BEGIN Listed entries

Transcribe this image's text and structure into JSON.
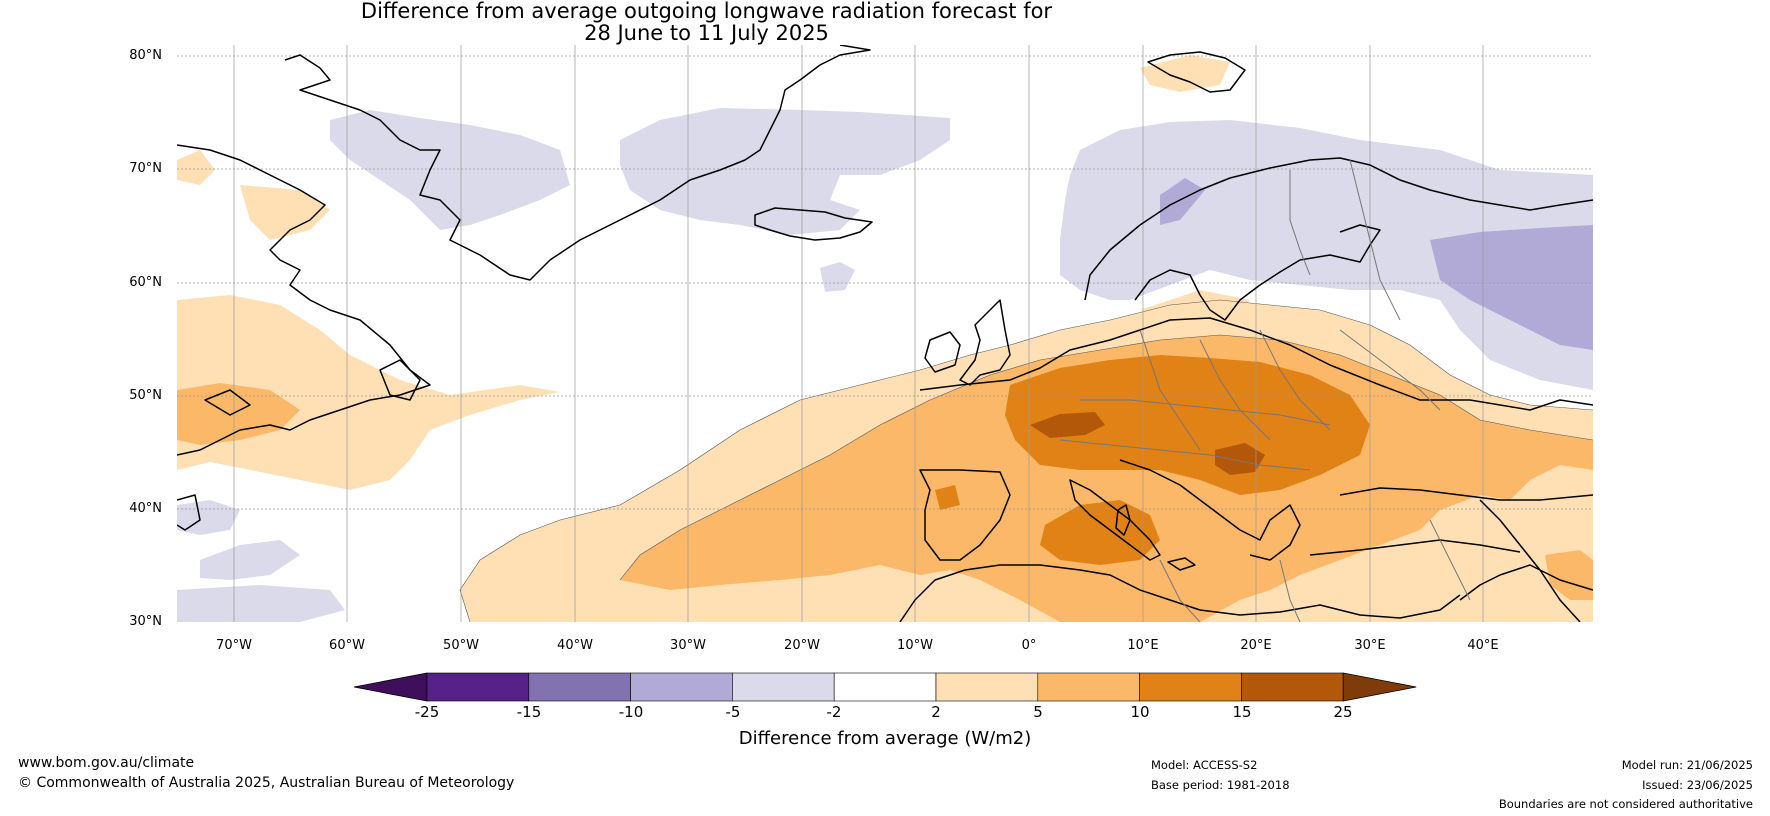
{
  "title": {
    "line1": "Difference from average outgoing longwave radiation forecast for",
    "line2": "28 June to 11 July 2025"
  },
  "lat_labels": [
    "80°N",
    "70°N",
    "60°N",
    "50°N",
    "40°N",
    "30°N"
  ],
  "lon_labels": [
    "70°W",
    "60°W",
    "50°W",
    "40°W",
    "30°W",
    "20°W",
    "10°W",
    "0°",
    "10°E",
    "20°E",
    "30°E",
    "40°E"
  ],
  "colorbar": {
    "label": "Difference from average (W/m2)",
    "ticks": [
      "-25",
      "-15",
      "-10",
      "-5",
      "-2",
      "2",
      "5",
      "10",
      "15",
      "25"
    ],
    "colors": [
      "#3f0f5c",
      "#562287",
      "#8273b0",
      "#b1aad6",
      "#dadaea",
      "#ffffff",
      "#fee0b4",
      "#fbb868",
      "#e08216",
      "#b35808",
      "#7f3b08"
    ]
  },
  "footer": {
    "url": "www.bom.gov.au/climate",
    "copyright": "© Commonwealth of Australia 2025, Australian Bureau of Meteorology",
    "model": "Model: ACCESS-S2",
    "base_period": "Base period: 1981-2018",
    "model_run": "Model run: 21/06/2025",
    "issued": "Issued: 23/06/2025",
    "boundaries": "Boundaries are not considered authoritative"
  }
}
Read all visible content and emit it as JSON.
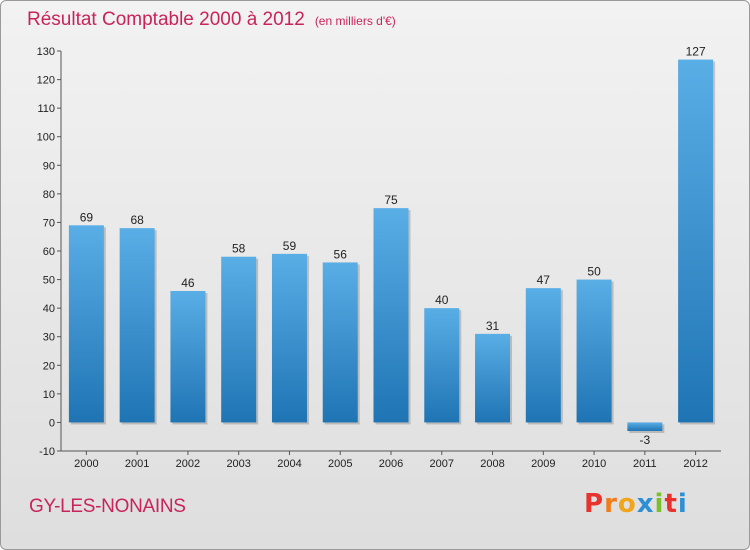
{
  "header": {
    "title": "Résultat Comptable 2000 à 2012",
    "subtitle": "(en milliers d'€)"
  },
  "footer": {
    "place_name": "GY-LES-NONAINS",
    "logo_letters": [
      "P",
      "r",
      "o",
      "x",
      "i",
      "t",
      "i"
    ],
    "logo_colors": [
      "#e8322d",
      "#f07d1a",
      "#f0a51a",
      "#2d8fd5",
      "#7bbf2a",
      "#e8322d",
      "#2d8fd5"
    ]
  },
  "colors": {
    "title": "#c8245a",
    "bar_light": "#5aaee6",
    "bar_dark": "#1f74b4"
  },
  "chart_data": {
    "type": "bar",
    "title": "Résultat Comptable 2000 à 2012",
    "subtitle": "(en milliers d'€)",
    "categories": [
      "2000",
      "2001",
      "2002",
      "2003",
      "2004",
      "2005",
      "2006",
      "2007",
      "2008",
      "2009",
      "2010",
      "2011",
      "2012"
    ],
    "values": [
      69,
      68,
      46,
      58,
      59,
      56,
      75,
      40,
      31,
      47,
      50,
      -3,
      127
    ],
    "data_labels": [
      "69",
      "68",
      "46",
      "58",
      "59",
      "56",
      "75",
      "40",
      "31",
      "47",
      "50",
      "-3",
      "127"
    ],
    "ylim": [
      -10,
      130
    ],
    "yticks": [
      -10,
      0,
      10,
      20,
      30,
      40,
      50,
      60,
      70,
      80,
      90,
      100,
      110,
      120,
      130
    ],
    "ytick_labels": [
      "-10",
      "0",
      "10",
      "20",
      "30",
      "40",
      "50",
      "60",
      "70",
      "80",
      "90",
      "100",
      "110",
      "120",
      "130"
    ],
    "grid": false
  }
}
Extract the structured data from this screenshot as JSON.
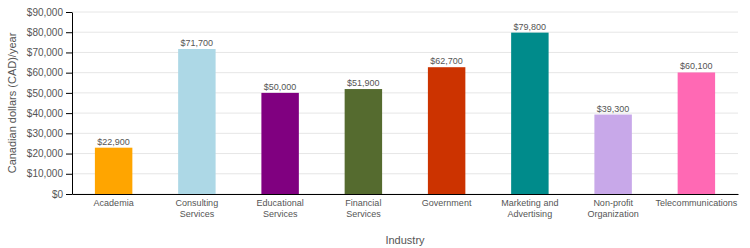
{
  "chart_data": {
    "type": "bar",
    "categories": [
      "Academia",
      "Consulting\nServices",
      "Educational\nServices",
      "Financial\nServices",
      "Government",
      "Marketing and\nAdvertising",
      "Non-profit\nOrganization",
      "Telecommunications"
    ],
    "values": [
      22900,
      71700,
      50000,
      51900,
      62700,
      79800,
      39300,
      60100
    ],
    "value_labels": [
      "$22,900",
      "$71,700",
      "$50,000",
      "$51,900",
      "$62,700",
      "$79,800",
      "$39,300",
      "$60,100"
    ],
    "data_labels": true,
    "colors": [
      "#FFA500",
      "#ADD8E6",
      "#800080",
      "#556B2F",
      "#CC3300",
      "#008B8B",
      "#C8A8E9",
      "#FF69B4"
    ],
    "xlabel": "Industry",
    "ylabel": "Canadian dollars (CAD)/year",
    "ylim": [
      0,
      90000
    ],
    "yticks": [
      {
        "value": 0,
        "label": "$0"
      },
      {
        "value": 10000,
        "label": "$10,000"
      },
      {
        "value": 20000,
        "label": "$20,000"
      },
      {
        "value": 30000,
        "label": "$30,000"
      },
      {
        "value": 40000,
        "label": "$40,000"
      },
      {
        "value": 50000,
        "label": "$50,000"
      },
      {
        "value": 60000,
        "label": "$60,000"
      },
      {
        "value": 70000,
        "label": "$70,000"
      },
      {
        "value": 80000,
        "label": "$80,000"
      },
      {
        "value": 90000,
        "label": "$90,000"
      }
    ],
    "grid": true
  }
}
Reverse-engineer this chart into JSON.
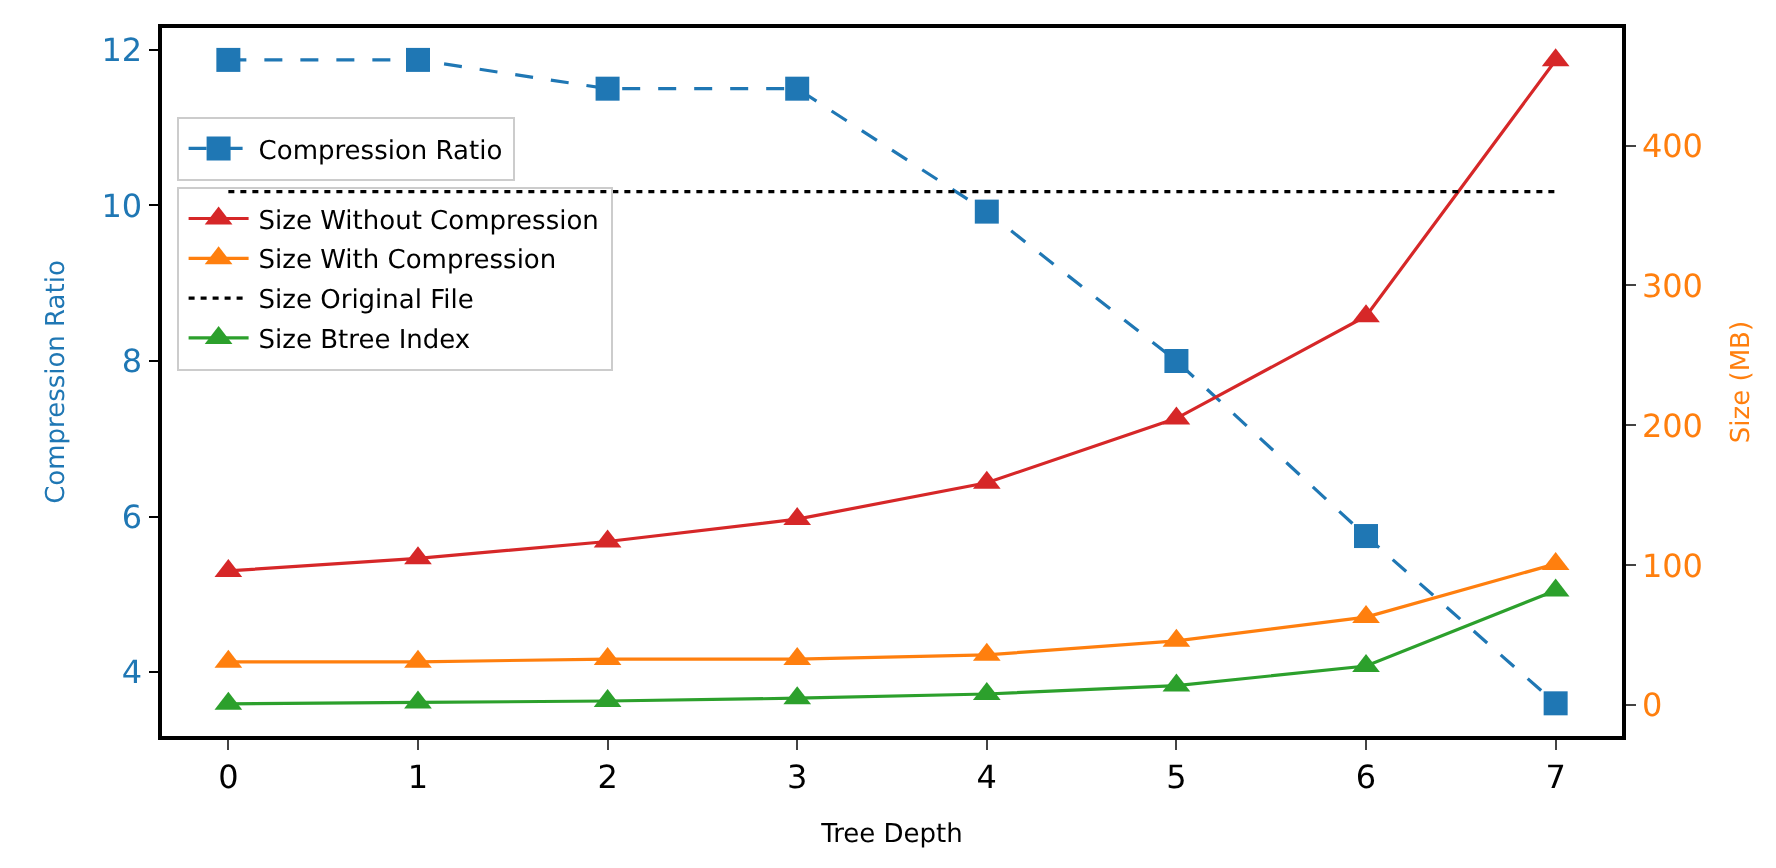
{
  "chart_data": {
    "type": "line",
    "xlabel": "Tree Depth",
    "ylabel": "Compression Ratio",
    "y2label": "Size (MB)",
    "x": [
      0,
      1,
      2,
      3,
      4,
      5,
      6,
      7
    ],
    "xlim": [
      -0.35,
      7.35
    ],
    "xticks": [
      0,
      1,
      2,
      3,
      4,
      5,
      6,
      7
    ],
    "ylim": [
      3.18,
      12.28
    ],
    "yticks": [
      4,
      6,
      8,
      10,
      12
    ],
    "y2lim": [
      -22,
      484
    ],
    "y2ticks": [
      0,
      100,
      200,
      300,
      400
    ],
    "legend": "top left",
    "series": [
      {
        "name": "Compression Ratio",
        "color": "#1f77b4",
        "values": [
          11.87,
          11.87,
          11.5,
          11.5,
          9.92,
          8.0,
          5.75,
          3.6
        ],
        "marker": "square",
        "line_style": "dashed"
      },
      {
        "name": "Size Without Compression",
        "color": "#d62728",
        "values": [
          96,
          105,
          117,
          133,
          159,
          205,
          278,
          461
        ],
        "axis": "y2",
        "marker": "triangle",
        "line_style": "solid"
      },
      {
        "name": "Size With Compression",
        "color": "#ff7f0e",
        "values": [
          31,
          31,
          33,
          33,
          36,
          46,
          63,
          101
        ],
        "axis": "y2",
        "marker": "triangle",
        "line_style": "solid"
      },
      {
        "name": "Size Original File",
        "color": "#000000",
        "values": [
          367,
          367,
          367,
          367,
          367,
          367,
          367,
          367
        ],
        "axis": "y2",
        "marker": "none",
        "line_style": "dotted"
      },
      {
        "name": "Size Btree Index",
        "color": "#2ca02c",
        "values": [
          1,
          2,
          3,
          5,
          8,
          14,
          28,
          82
        ],
        "axis": "y2",
        "marker": "triangle",
        "line_style": "solid"
      }
    ]
  }
}
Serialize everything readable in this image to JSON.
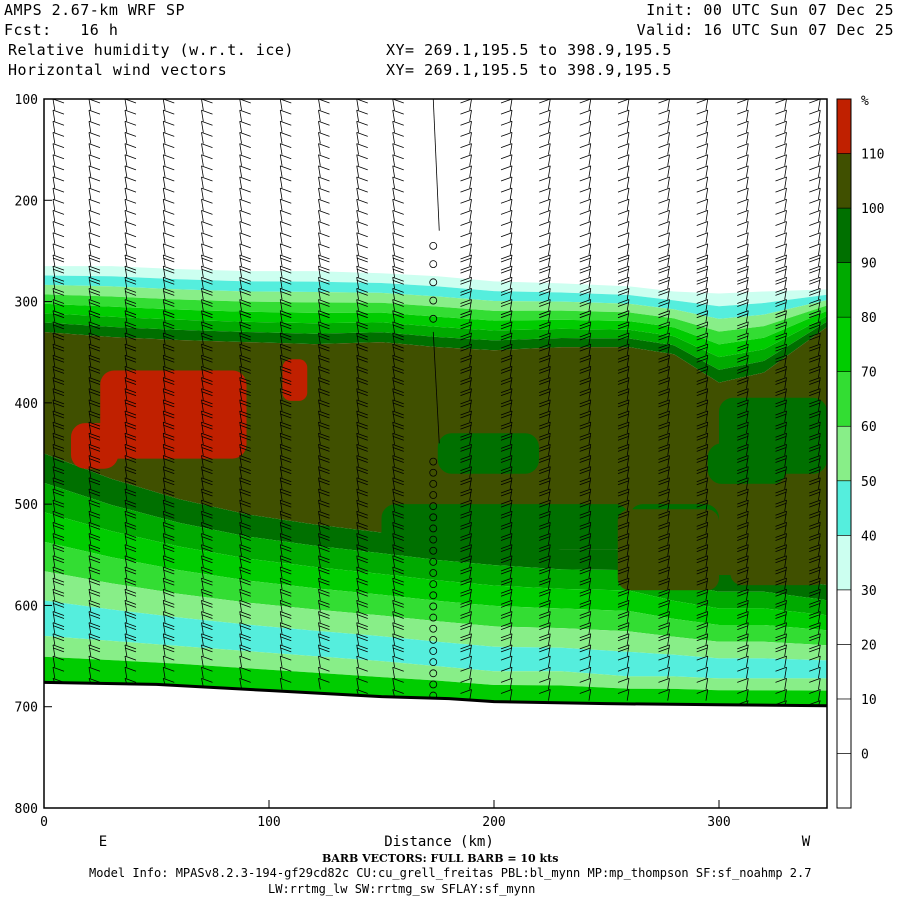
{
  "header": {
    "model": "AMPS 2.67-km WRF SP",
    "fcst": "Fcst:   16 h",
    "field1": "Relative humidity (w.r.t. ice)",
    "field2": "Horizontal wind vectors",
    "xy1": "XY= 269.1,195.5 to 398.9,195.5",
    "xy2": "XY= 269.1,195.5 to 398.9,195.5",
    "init": "Init: 00 UTC Sun 07 Dec 25",
    "valid": "Valid: 16 UTC Sun 07 Dec 25"
  },
  "footer": {
    "barb_note": "BARB VECTORS:  FULL BARB = 10 kts",
    "model_info": "Model Info: MPASv8.2.3-194-gf29cd82c CU:cu_grell_freitas PBL:bl_mynn MP:mp_thompson SF:sf_noahmp 2.7",
    "model_info2": "LW:rrtmg_lw SW:rrtmg_sw SFLAY:sf_mynn"
  },
  "chart_data": {
    "type": "heatmap",
    "title": "Relative humidity (w.r.t. ice)",
    "xlabel": "Distance (km)",
    "ylabel": "",
    "x_range": [
      0,
      348
    ],
    "y_range": [
      100,
      800
    ],
    "y_inverted": true,
    "x_ticks": [
      0,
      100,
      200,
      300
    ],
    "y_ticks": [
      100,
      200,
      300,
      400,
      500,
      600,
      700,
      800
    ],
    "x_end_labels": {
      "left": "E",
      "right": "W"
    },
    "colorbar": {
      "unit": "%",
      "levels": [
        0,
        10,
        20,
        30,
        40,
        50,
        60,
        70,
        80,
        90,
        100,
        110
      ],
      "colors": [
        "#ffffff",
        "#ffffff",
        "#ffffff",
        "#ffffff",
        "#ccfff0",
        "#55eedd",
        "#88ee88",
        "#33dd33",
        "#00cc00",
        "#00aa00",
        "#007000",
        "#405000",
        "#c02000"
      ]
    },
    "terrain_surface": {
      "x": [
        0,
        50,
        100,
        150,
        180,
        200,
        250,
        300,
        348
      ],
      "p": [
        676,
        678,
        684,
        690,
        692,
        695,
        697,
        698,
        699
      ]
    },
    "rh_profiles": {
      "x": [
        0,
        30,
        60,
        90,
        120,
        150,
        175,
        200,
        230,
        260,
        280,
        300,
        320,
        348
      ],
      "cloud_top_p": [
        265,
        265,
        268,
        270,
        270,
        272,
        275,
        280,
        282,
        285,
        290,
        292,
        290,
        288
      ],
      "moist_top_p": [
        330,
        335,
        338,
        340,
        342,
        340,
        345,
        348,
        345,
        345,
        352,
        380,
        370,
        325
      ],
      "moist_bottom_p": [
        450,
        475,
        495,
        510,
        520,
        528,
        535,
        540,
        545,
        545,
        560,
        570,
        570,
        580
      ],
      "dry_layer_p": [
        630,
        635,
        640,
        645,
        650,
        655,
        660,
        665,
        665,
        670,
        670,
        672,
        672,
        672
      ]
    },
    "supersaturated_regions": [
      {
        "x_range": [
          25,
          90
        ],
        "p_range": [
          368,
          455
        ]
      },
      {
        "x_range": [
          12,
          33
        ],
        "p_range": [
          420,
          465
        ]
      },
      {
        "x_range": [
          106,
          117
        ],
        "p_range": [
          357,
          398
        ]
      }
    ],
    "wind_barbs": {
      "columns_x": [
        4,
        20,
        36,
        53,
        70,
        87,
        105,
        122,
        139,
        155,
        173,
        190,
        208,
        225,
        243,
        260,
        278,
        295,
        313,
        330,
        345
      ],
      "calm_column_x": 173,
      "unit": "kts",
      "full_barb_kts": 10
    }
  }
}
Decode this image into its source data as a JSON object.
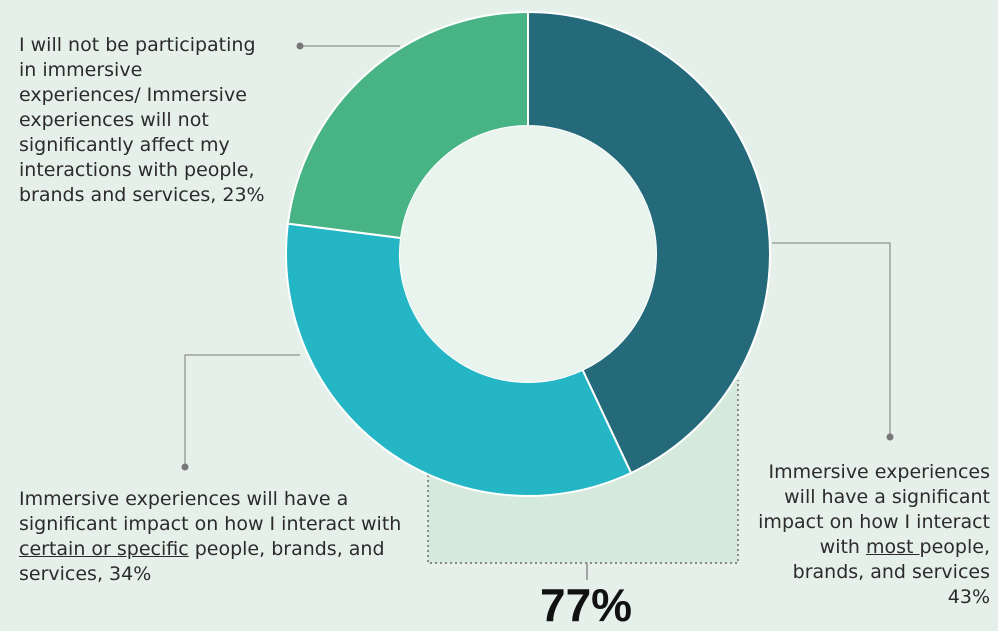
{
  "chart_data": {
    "type": "pie",
    "donut": true,
    "slices": [
      {
        "label": "Immersive experiences will have a significant impact on how I interact with most people, brands, and services",
        "value": 43,
        "color": "#256a7a"
      },
      {
        "label": "Immersive experiences will have a significant impact on how I interact with certain or specific people, brands, and services",
        "value": 34,
        "color": "#25b6c6"
      },
      {
        "label": "I will not be participating in immersive experiences/ Immersive experiences will not significantly affect my interactions with people, brands and services",
        "value": 23,
        "color": "#48b384"
      }
    ],
    "combined_total": "77%"
  },
  "labels": {
    "slice_23": {
      "text": "I will not be participating in immersive experiences/ Immersive experiences will not significantly affect my interactions with people, brands and services, 23%"
    },
    "slice_34": {
      "pre": "Immersive experiences will have a significant impact on how I interact with ",
      "underlined": "certain or specific",
      "post": " people, brands, and services, 34%"
    },
    "slice_43": {
      "pre": "Immersive experiences will have a significant impact on how I interact with ",
      "underlined": "most ",
      "post": "people, brands, and services 43%"
    }
  },
  "colors": {
    "background": "#e6f0ea",
    "bracket_fill": "#d5e9dc",
    "leader": "#777777",
    "center": "#eaf4ef"
  }
}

END Listed entries

▸ Written instruction: Everything from the line containing "Decode this image" through the last line of the entries must be repeated verbatim, except pictures.

▸ Response to the exercise:
Decode this image into its source data as a JSON object.
{
  "chart_data": {
    "type": "pie",
    "donut": true,
    "slices": [
      {
        "label": "Immersive experiences will have a significant impact on how I interact with most people, brands, and services",
        "value": 43,
        "color": "#256a7a"
      },
      {
        "label": "Immersive experiences will have a significant impact on how I interact with certain or specific people, brands, and services",
        "value": 34,
        "color": "#25b6c6"
      },
      {
        "label": "I will not be participating in immersive experiences/ Immersive experiences will not significantly affect my interactions with people, brands and services",
        "value": 23,
        "color": "#48b384"
      }
    ],
    "combined_total": "77%"
  },
  "labels": {
    "slice_23": {
      "text": "I will not be participating in immersive experiences/ Immersive experiences will not significantly affect my interactions with people, brands and services, 23%"
    },
    "slice_34": {
      "pre": "Immersive experiences will have a significant impact on how I interact with ",
      "underlined": "certain or specific",
      "post": " people, brands, and services, 34%"
    },
    "slice_43": {
      "pre": "Immersive experiences will have a significant impact on how I interact with ",
      "underlined": "most ",
      "post": "people, brands, and services 43%"
    }
  },
  "colors": {
    "background": "#e6f0ea",
    "bracket_fill": "#d5e9dc",
    "leader": "#777777",
    "center": "#eaf4ef"
  }
}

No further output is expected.